▶ _EXCERPTED DATA_:
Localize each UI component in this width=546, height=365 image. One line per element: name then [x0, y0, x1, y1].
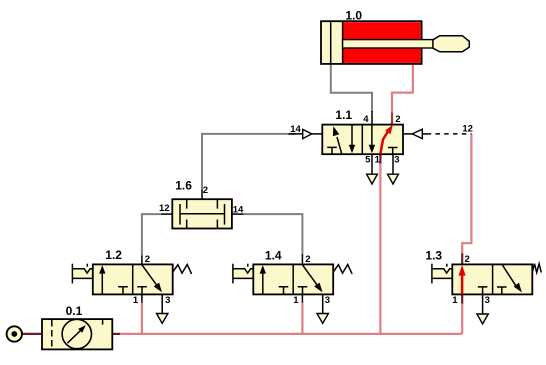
svg-text:1.0: 1.0 — [345, 9, 362, 23]
svg-text:2: 2 — [203, 185, 208, 196]
svg-text:14: 14 — [233, 204, 244, 215]
svg-text:4: 4 — [363, 114, 369, 125]
svg-text:2: 2 — [145, 254, 150, 265]
svg-text:2: 2 — [305, 254, 310, 265]
svg-text:2: 2 — [465, 254, 470, 265]
svg-text:1: 1 — [375, 155, 381, 166]
svg-text:1.3: 1.3 — [425, 248, 442, 262]
svg-text:0.1: 0.1 — [66, 304, 83, 318]
svg-text:5: 5 — [365, 155, 371, 166]
svg-text:12: 12 — [159, 203, 170, 214]
svg-text:3: 3 — [325, 295, 330, 306]
svg-text:1: 1 — [452, 295, 458, 306]
svg-text:1: 1 — [133, 295, 139, 306]
svg-text:1.4: 1.4 — [265, 248, 282, 262]
svg-text:2: 2 — [395, 114, 400, 125]
svg-text:3: 3 — [165, 295, 170, 306]
svg-text:1: 1 — [293, 295, 299, 306]
svg-text:14: 14 — [290, 124, 301, 135]
svg-text:1.6: 1.6 — [175, 178, 192, 192]
svg-text:1.1: 1.1 — [335, 108, 352, 122]
svg-text:12: 12 — [462, 124, 473, 135]
svg-text:3: 3 — [394, 155, 399, 166]
svg-text:3: 3 — [485, 295, 490, 306]
svg-text:1.2: 1.2 — [105, 248, 122, 262]
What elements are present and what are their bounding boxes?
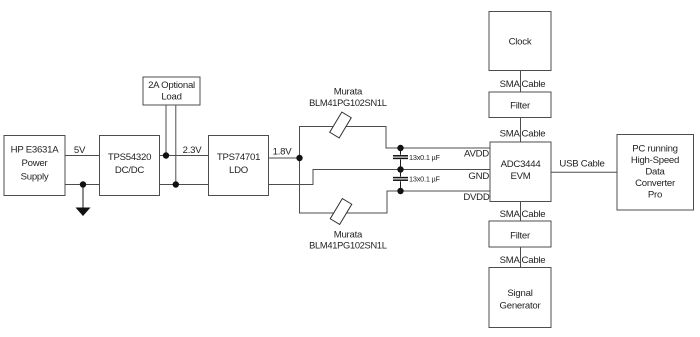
svg-text:13x0.1 µF: 13x0.1 µF xyxy=(409,153,441,162)
wire 2.3V net (DC/DC to LDO) xyxy=(160,155,209,157)
wire USB cable ADC EVM to PC xyxy=(551,171,617,173)
wire 5V net (HP to DC/DC) xyxy=(65,155,100,157)
wire optional load leg B xyxy=(175,105,177,185)
svg-text:5V: 5V xyxy=(74,145,86,156)
svg-text:Supply: Supply xyxy=(21,172,49,183)
svg-text:TPS74701: TPS74701 xyxy=(217,152,260,163)
capacitor C2 13x0.1uF GND-DVDD xyxy=(393,170,408,192)
junction dot GND node at caps xyxy=(397,166,403,172)
svg-text:AVDD: AVDD xyxy=(464,149,489,160)
svg-text:Converter: Converter xyxy=(635,178,676,189)
svg-text:EVM: EVM xyxy=(510,171,530,182)
svg-text:2A Optional: 2A Optional xyxy=(148,80,195,91)
svg-text:SMA Cable: SMA Cable xyxy=(500,255,546,266)
wire GND net (LDO to ADC EVM GND pin) xyxy=(269,170,491,185)
block TPS54320 DC/DC xyxy=(100,136,160,196)
wire AVDD branch through ferrite FB1 xyxy=(300,127,491,159)
ferrite bead FB2 Murata BLM41PG102SN1L (DVDD) xyxy=(330,199,352,225)
svg-text:Murata: Murata xyxy=(334,87,363,98)
block ADC3444 EVM xyxy=(490,142,551,202)
junction dot DVDD node xyxy=(397,188,403,194)
label Murata BLM41PG102SN1L (top) xyxy=(309,87,387,109)
block Clock xyxy=(489,12,551,71)
capacitor C1 13x0.1uF AVDD-GND xyxy=(393,148,408,170)
svg-text:Power: Power xyxy=(22,158,49,169)
svg-text:HP E3631A: HP E3631A xyxy=(11,145,60,156)
wire SMA cable Clock to Filter xyxy=(520,71,522,93)
wire GND net (HP to DC/DC) xyxy=(65,184,100,186)
svg-text:Filter: Filter xyxy=(510,231,531,242)
svg-text:Load: Load xyxy=(161,92,181,103)
junction dot AVDD node xyxy=(397,145,403,151)
block TPS74701 LDO xyxy=(209,136,269,196)
svg-text:ADC3444: ADC3444 xyxy=(501,159,542,170)
wire optional load leg A xyxy=(165,105,167,156)
svg-text:SMA Cable: SMA Cable xyxy=(500,209,546,220)
block Filter (bottom) xyxy=(489,221,551,247)
block HP E3631A Power Supply xyxy=(4,136,65,196)
svg-text:13x0.1 µF: 13x0.1 µF xyxy=(409,175,441,184)
junction dot 1.8V node xyxy=(296,155,302,161)
svg-text:Pro: Pro xyxy=(648,190,662,201)
label Murata BLM41PG102SN1L (bottom) xyxy=(309,230,387,251)
svg-text:Data: Data xyxy=(645,167,665,178)
svg-text:BLM41PG102SN1L: BLM41PG102SN1L xyxy=(309,241,387,251)
wire SMA cable ADC EVM to Filter xyxy=(520,202,522,222)
svg-text:BLM41PG102SN1L: BLM41PG102SN1L xyxy=(309,98,387,108)
svg-text:Filter: Filter xyxy=(510,101,531,112)
svg-text:LDO: LDO xyxy=(229,165,248,176)
wire DVDD branch through ferrite FB2 xyxy=(300,158,491,213)
wire SMA cable Filter to Signal Generator xyxy=(520,247,522,268)
svg-text:DC/DC: DC/DC xyxy=(115,165,144,176)
svg-text:SMA Cable: SMA Cable xyxy=(500,129,546,140)
svg-text:USB Cable: USB Cable xyxy=(559,159,604,170)
svg-text:Generator: Generator xyxy=(500,301,542,312)
svg-text:High-Speed: High-Speed xyxy=(631,155,679,166)
svg-text:PC running: PC running xyxy=(632,144,678,155)
junction dot ground node xyxy=(80,181,86,187)
ground symbol xyxy=(76,208,91,217)
svg-text:Clock: Clock xyxy=(509,37,532,48)
svg-text:1.8V: 1.8V xyxy=(273,147,293,158)
svg-text:DVDD: DVDD xyxy=(463,192,490,203)
svg-text:GND: GND xyxy=(468,171,489,182)
wire ground stub under HP supply xyxy=(82,185,84,209)
block Filter (top) xyxy=(489,92,551,118)
svg-text:TPS54320: TPS54320 xyxy=(108,152,151,163)
block Signal Generator xyxy=(489,268,551,328)
block 2A Optional Load xyxy=(143,77,200,105)
svg-text:Signal: Signal xyxy=(507,288,532,299)
svg-text:SMA Cable: SMA Cable xyxy=(500,79,546,90)
wire GND net (DC/DC to LDO) xyxy=(160,184,209,186)
ferrite bead FB1 Murata BLM41PG102SN1L (AVDD) xyxy=(330,112,352,138)
junction dot GND node at load xyxy=(173,181,179,187)
svg-text:Murata: Murata xyxy=(334,230,363,241)
svg-text:2.3V: 2.3V xyxy=(183,145,203,156)
wire SMA cable Filter to ADC EVM xyxy=(520,118,522,143)
block PC running High-Speed Data Converter Pro xyxy=(617,135,694,211)
junction dot 2.3V node xyxy=(163,152,169,158)
wire 1.8V net (LDO output) xyxy=(269,157,300,159)
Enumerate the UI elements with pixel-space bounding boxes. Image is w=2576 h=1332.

▶ _GIVEN INSTRUCTION_: Copy every one of the rows above line for line, leaving out the pictures.

▶ _WRITTEN ANSWER_:
Localize each UI component in this width=546, height=365 image. One line per element: name then [x0, y0, x1, y1].
svg-text:1.0: 1.0 — [345, 9, 362, 23]
svg-text:2: 2 — [203, 185, 208, 196]
svg-text:14: 14 — [233, 204, 244, 215]
svg-text:4: 4 — [363, 114, 369, 125]
svg-text:2: 2 — [145, 254, 150, 265]
svg-text:2: 2 — [305, 254, 310, 265]
svg-text:2: 2 — [465, 254, 470, 265]
svg-text:1: 1 — [375, 155, 381, 166]
svg-text:1.3: 1.3 — [425, 248, 442, 262]
svg-text:0.1: 0.1 — [66, 304, 83, 318]
svg-text:5: 5 — [365, 155, 371, 166]
svg-text:12: 12 — [159, 203, 170, 214]
svg-text:3: 3 — [325, 295, 330, 306]
svg-text:1: 1 — [452, 295, 458, 306]
svg-text:1: 1 — [133, 295, 139, 306]
svg-text:1.4: 1.4 — [265, 248, 282, 262]
svg-text:2: 2 — [395, 114, 400, 125]
svg-text:3: 3 — [165, 295, 170, 306]
svg-text:1: 1 — [293, 295, 299, 306]
svg-text:14: 14 — [290, 124, 301, 135]
svg-text:1.6: 1.6 — [175, 178, 192, 192]
svg-text:1.1: 1.1 — [335, 108, 352, 122]
svg-text:12: 12 — [462, 124, 473, 135]
svg-text:3: 3 — [394, 155, 399, 166]
svg-text:3: 3 — [485, 295, 490, 306]
svg-text:1.2: 1.2 — [105, 248, 122, 262]
What elements are present and what are their bounding boxes?
svg-text:13x0.1 µF: 13x0.1 µF xyxy=(409,153,441,162)
wire 2.3V net (DC/DC to LDO) xyxy=(160,155,209,157)
wire USB cable ADC EVM to PC xyxy=(551,171,617,173)
wire 5V net (HP to DC/DC) xyxy=(65,155,100,157)
wire optional load leg B xyxy=(175,105,177,185)
svg-text:5V: 5V xyxy=(74,145,86,156)
svg-text:Supply: Supply xyxy=(21,172,49,183)
svg-text:TPS74701: TPS74701 xyxy=(217,152,260,163)
capacitor C2 13x0.1uF GND-DVDD xyxy=(393,170,408,192)
junction dot GND node at caps xyxy=(397,166,403,172)
svg-text:AVDD: AVDD xyxy=(464,149,489,160)
svg-text:Converter: Converter xyxy=(635,178,676,189)
svg-text:EVM: EVM xyxy=(510,171,530,182)
svg-text:2A Optional: 2A Optional xyxy=(148,80,195,91)
svg-text:SMA Cable: SMA Cable xyxy=(500,255,546,266)
wire GND net (LDO to ADC EVM GND pin) xyxy=(269,170,491,185)
block TPS54320 DC/DC xyxy=(100,136,160,196)
wire AVDD branch through ferrite FB1 xyxy=(300,127,491,159)
ferrite bead FB2 Murata BLM41PG102SN1L (DVDD) xyxy=(330,199,352,225)
svg-text:Murata: Murata xyxy=(334,87,363,98)
block ADC3444 EVM xyxy=(490,142,551,202)
junction dot DVDD node xyxy=(397,188,403,194)
label Murata BLM41PG102SN1L (top) xyxy=(309,87,387,109)
block Clock xyxy=(489,12,551,71)
capacitor C1 13x0.1uF AVDD-GND xyxy=(393,148,408,170)
svg-text:Power: Power xyxy=(22,158,49,169)
svg-text:HP E3631A: HP E3631A xyxy=(11,145,60,156)
wire SMA cable Clock to Filter xyxy=(520,71,522,93)
wire GND net (HP to DC/DC) xyxy=(65,184,100,186)
svg-text:Filter: Filter xyxy=(510,231,531,242)
svg-text:Load: Load xyxy=(161,92,181,103)
junction dot AVDD node xyxy=(397,145,403,151)
block TPS74701 LDO xyxy=(209,136,269,196)
svg-text:ADC3444: ADC3444 xyxy=(501,159,542,170)
wire optional load leg A xyxy=(165,105,167,156)
svg-text:SMA Cable: SMA Cable xyxy=(500,209,546,220)
block Filter (bottom) xyxy=(489,221,551,247)
block HP E3631A Power Supply xyxy=(4,136,65,196)
svg-text:13x0.1 µF: 13x0.1 µF xyxy=(409,175,441,184)
junction dot 1.8V node xyxy=(296,155,302,161)
svg-text:Pro: Pro xyxy=(648,190,662,201)
label Murata BLM41PG102SN1L (bottom) xyxy=(309,230,387,251)
svg-text:Data: Data xyxy=(645,167,665,178)
svg-text:BLM41PG102SN1L: BLM41PG102SN1L xyxy=(309,241,387,251)
wire SMA cable ADC EVM to Filter xyxy=(520,202,522,222)
svg-text:BLM41PG102SN1L: BLM41PG102SN1L xyxy=(309,98,387,108)
svg-text:Filter: Filter xyxy=(510,101,531,112)
svg-text:LDO: LDO xyxy=(229,165,248,176)
wire DVDD branch through ferrite FB2 xyxy=(300,158,491,213)
wire SMA cable Filter to Signal Generator xyxy=(520,247,522,268)
svg-text:DC/DC: DC/DC xyxy=(115,165,144,176)
svg-text:SMA Cable: SMA Cable xyxy=(500,129,546,140)
svg-text:USB Cable: USB Cable xyxy=(559,159,604,170)
svg-text:Generator: Generator xyxy=(500,301,542,312)
svg-text:High-Speed: High-Speed xyxy=(631,155,679,166)
svg-text:PC running: PC running xyxy=(632,144,678,155)
junction dot ground node xyxy=(80,181,86,187)
ground symbol xyxy=(76,208,91,217)
svg-text:Clock: Clock xyxy=(509,37,532,48)
svg-text:1.8V: 1.8V xyxy=(273,147,293,158)
svg-text:DVDD: DVDD xyxy=(463,192,490,203)
svg-text:GND: GND xyxy=(468,171,489,182)
wire ground stub under HP supply xyxy=(82,185,84,209)
block Filter (top) xyxy=(489,92,551,118)
svg-text:TPS54320: TPS54320 xyxy=(108,152,151,163)
block Signal Generator xyxy=(489,268,551,328)
block 2A Optional Load xyxy=(143,77,200,105)
svg-text:Signal: Signal xyxy=(507,288,532,299)
svg-text:SMA Cable: SMA Cable xyxy=(500,79,546,90)
wire GND net (DC/DC to LDO) xyxy=(160,184,209,186)
ferrite bead FB1 Murata BLM41PG102SN1L (AVDD) xyxy=(330,112,352,138)
junction dot GND node at load xyxy=(173,181,179,187)
svg-text:Murata: Murata xyxy=(334,230,363,241)
svg-text:2.3V: 2.3V xyxy=(183,145,203,156)
wire SMA cable Filter to ADC EVM xyxy=(520,118,522,143)
block PC running High-Speed Data Converter Pro xyxy=(617,135,694,211)
junction dot 2.3V node xyxy=(163,152,169,158)
wire 1.8V net (LDO output) xyxy=(269,157,300,159)
Enumerate the UI elements with pixel-space bounding boxes. Image is w=2576 h=1332.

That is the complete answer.